Written task
Among the lines below, count those with "this". Give the total alone.

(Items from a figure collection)
______________________________

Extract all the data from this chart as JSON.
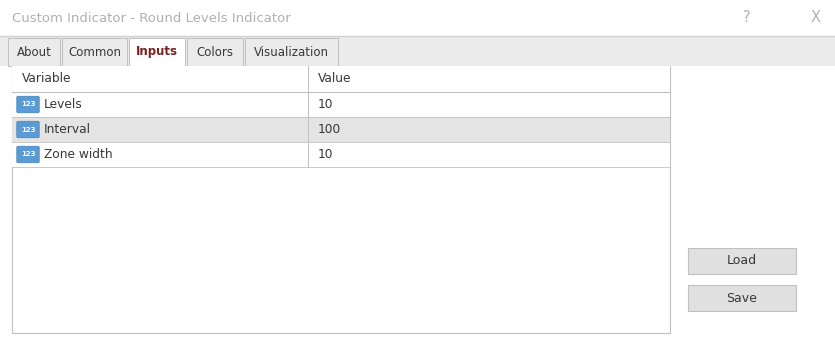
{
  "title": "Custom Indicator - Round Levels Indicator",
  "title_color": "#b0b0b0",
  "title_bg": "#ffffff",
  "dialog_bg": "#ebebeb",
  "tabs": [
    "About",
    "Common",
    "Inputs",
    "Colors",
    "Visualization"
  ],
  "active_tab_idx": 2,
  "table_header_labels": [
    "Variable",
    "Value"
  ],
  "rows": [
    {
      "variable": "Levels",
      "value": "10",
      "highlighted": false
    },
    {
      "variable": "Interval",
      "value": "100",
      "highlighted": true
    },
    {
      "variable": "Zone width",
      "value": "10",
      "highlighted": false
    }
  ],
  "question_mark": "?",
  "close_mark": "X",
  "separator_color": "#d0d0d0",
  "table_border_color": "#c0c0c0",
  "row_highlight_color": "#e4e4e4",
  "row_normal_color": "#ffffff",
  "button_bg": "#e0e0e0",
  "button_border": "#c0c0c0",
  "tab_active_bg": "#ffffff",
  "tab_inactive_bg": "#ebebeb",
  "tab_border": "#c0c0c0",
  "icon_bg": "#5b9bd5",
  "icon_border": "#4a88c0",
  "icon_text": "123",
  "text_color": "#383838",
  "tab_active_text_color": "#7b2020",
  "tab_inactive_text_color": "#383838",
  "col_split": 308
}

______________________________

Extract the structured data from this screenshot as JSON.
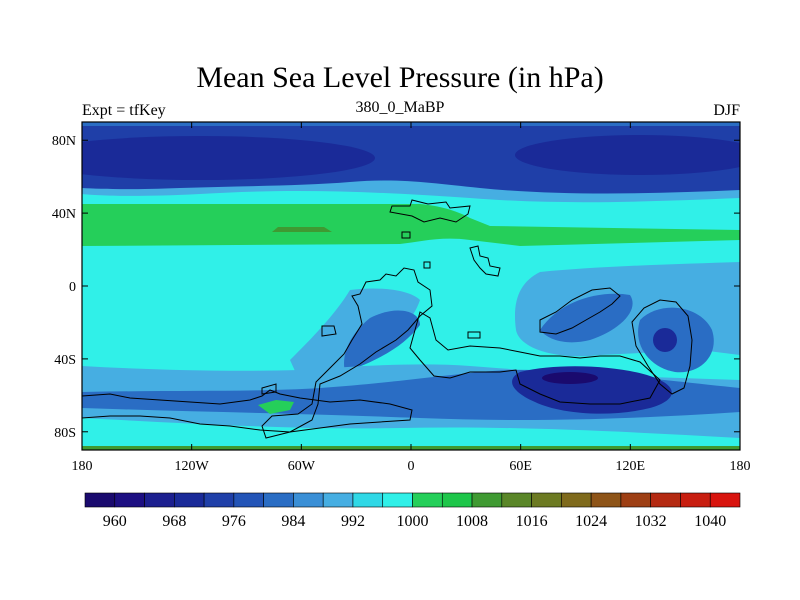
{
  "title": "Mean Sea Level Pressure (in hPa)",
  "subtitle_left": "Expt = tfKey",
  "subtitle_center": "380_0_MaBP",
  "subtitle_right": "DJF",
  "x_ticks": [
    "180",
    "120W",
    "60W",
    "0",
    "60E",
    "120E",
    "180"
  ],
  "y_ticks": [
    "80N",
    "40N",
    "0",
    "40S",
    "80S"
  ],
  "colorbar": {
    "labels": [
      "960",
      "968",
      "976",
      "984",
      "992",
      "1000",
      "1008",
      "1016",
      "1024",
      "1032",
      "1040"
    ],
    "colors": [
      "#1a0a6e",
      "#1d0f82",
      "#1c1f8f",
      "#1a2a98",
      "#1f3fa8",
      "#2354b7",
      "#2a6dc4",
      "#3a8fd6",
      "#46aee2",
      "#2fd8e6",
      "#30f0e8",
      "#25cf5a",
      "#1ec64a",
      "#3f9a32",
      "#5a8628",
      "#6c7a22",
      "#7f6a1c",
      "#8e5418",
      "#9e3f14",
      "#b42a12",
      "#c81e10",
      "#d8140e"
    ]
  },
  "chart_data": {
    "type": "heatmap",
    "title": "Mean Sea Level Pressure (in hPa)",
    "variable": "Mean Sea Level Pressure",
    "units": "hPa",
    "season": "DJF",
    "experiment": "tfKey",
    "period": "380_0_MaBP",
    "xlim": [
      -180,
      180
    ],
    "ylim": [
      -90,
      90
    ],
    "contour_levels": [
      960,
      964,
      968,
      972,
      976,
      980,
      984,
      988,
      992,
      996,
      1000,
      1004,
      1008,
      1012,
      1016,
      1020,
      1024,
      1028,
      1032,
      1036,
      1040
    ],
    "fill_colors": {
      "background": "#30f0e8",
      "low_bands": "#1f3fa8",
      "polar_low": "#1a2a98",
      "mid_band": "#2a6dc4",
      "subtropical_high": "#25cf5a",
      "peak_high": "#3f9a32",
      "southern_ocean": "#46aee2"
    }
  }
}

______________________________

Finished task
2